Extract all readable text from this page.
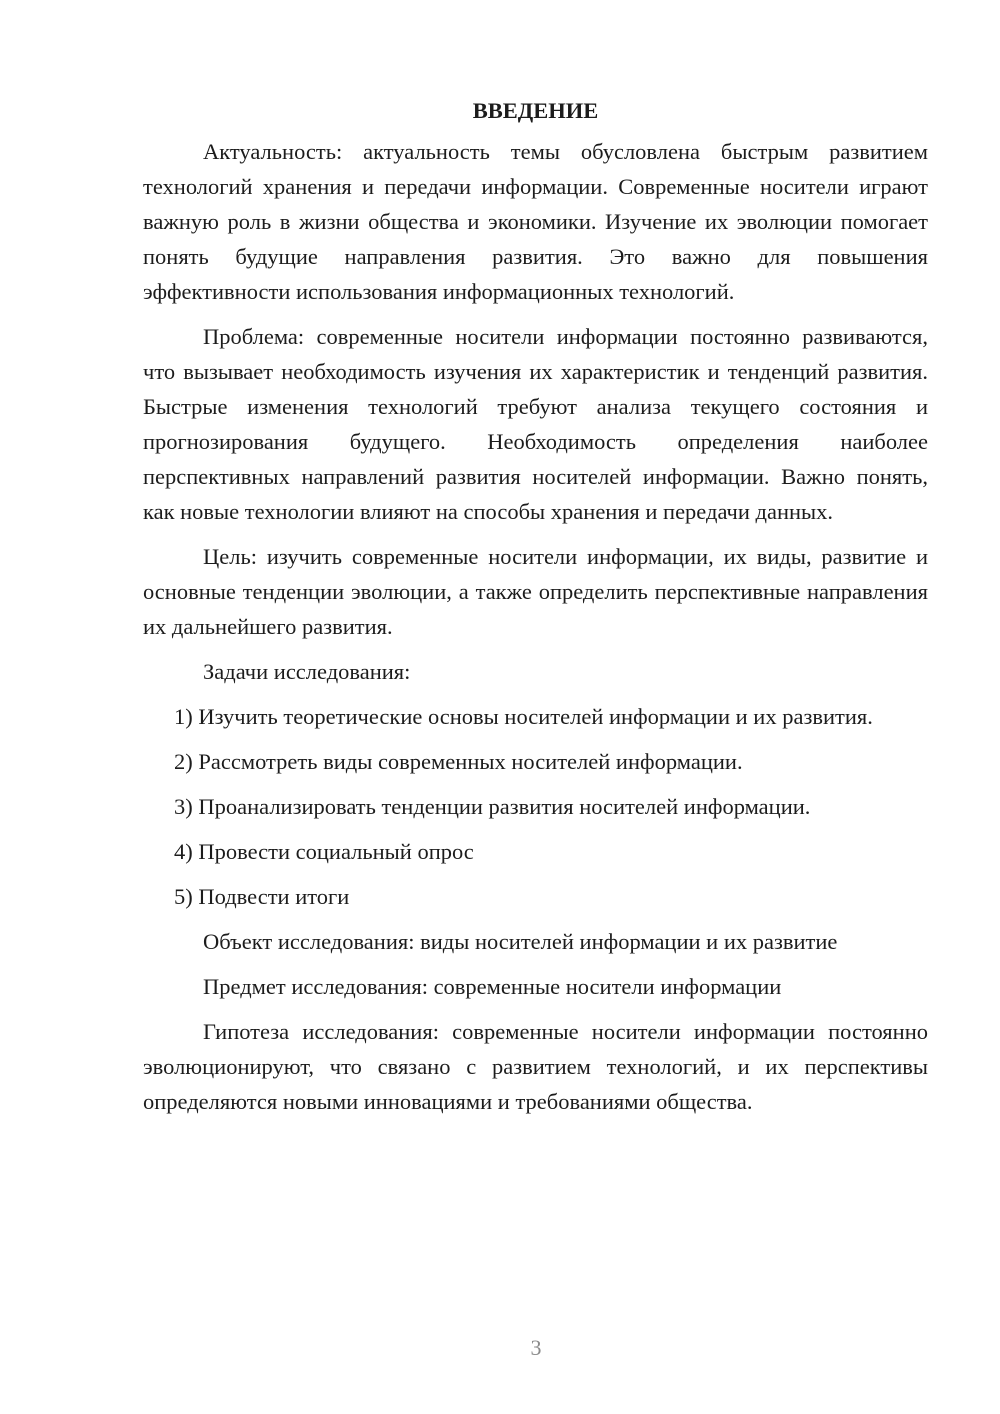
ВВЕДЕНИЕ

Актуальность: актуальность темы обусловлена быстрым развитием технологий хранения и передачи информации. Современные носители играют важную роль в жизни общества и экономики. Изучение их эволюции помогает понять будущие направления развития. Это важно для повышения эффективности использования информационных технологий.

Проблема: современные носители информации постоянно развиваются, что вызывает необходимость изучения их характеристик и тенденций развития. Быстрые изменения технологий требуют анализа текущего состояния и прогнозирования будущего. Необходимость определения наиболее перспективных направлений развития носителей информации. Важно понять, как новые технологии влияют на способы хранения и передачи данных.

Цель: изучить современные носители информации, их виды, развитие и основные тенденции эволюции, а также определить перспективные направления их дальнейшего развития.

Задачи исследования:

1) Изучить теоретические основы носителей информации и их развития.

2) Рассмотреть виды современных носителей информации.

3) Проанализировать тенденции развития носителей информации.

4) Провести социальный опрос

5) Подвести итоги

Объект исследования: виды носителей информации и их развитие

Предмет исследования: современные носители информации

Гипотеза исследования: современные носители информации постоянно эволюционируют, что связано с развитием технологий, и их перспективы определяются новыми инновациями и требованиями общества.

3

====================

SHORT EXERCISE | Reproduce the material above verbatim; omit every picture.

CORRECT RESULT |
Extract all readable text from this page.
ВВЕДЕНИЕ

Актуальность: актуальность темы обусловлена быстрым развитием технологий хранения и передачи информации. Современные носители играют важную роль в жизни общества и экономики. Изучение их эволюции помогает понять будущие направления развития. Это важно для повышения эффективности использования информационных технологий.

Проблема: современные носители информации постоянно развиваются, что вызывает необходимость изучения их характеристик и тенденций развития. Быстрые изменения технологий требуют анализа текущего состояния и прогнозирования будущего. Необходимость определения наиболее перспективных направлений развития носителей информации. Важно понять, как новые технологии влияют на способы хранения и передачи данных.

Цель: изучить современные носители информации, их виды, развитие и основные тенденции эволюции, а также определить перспективные направления их дальнейшего развития.

Задачи исследования:

1) Изучить теоретические основы носителей информации и их развития.

2) Рассмотреть виды современных носителей информации.

3) Проанализировать тенденции развития носителей информации.

4) Провести социальный опрос

5) Подвести итоги

Объект исследования: виды носителей информации и их развитие

Предмет исследования: современные носители информации

Гипотеза исследования: современные носители информации постоянно эволюционируют, что связано с развитием технологий, и их перспективы определяются новыми инновациями и требованиями общества.

3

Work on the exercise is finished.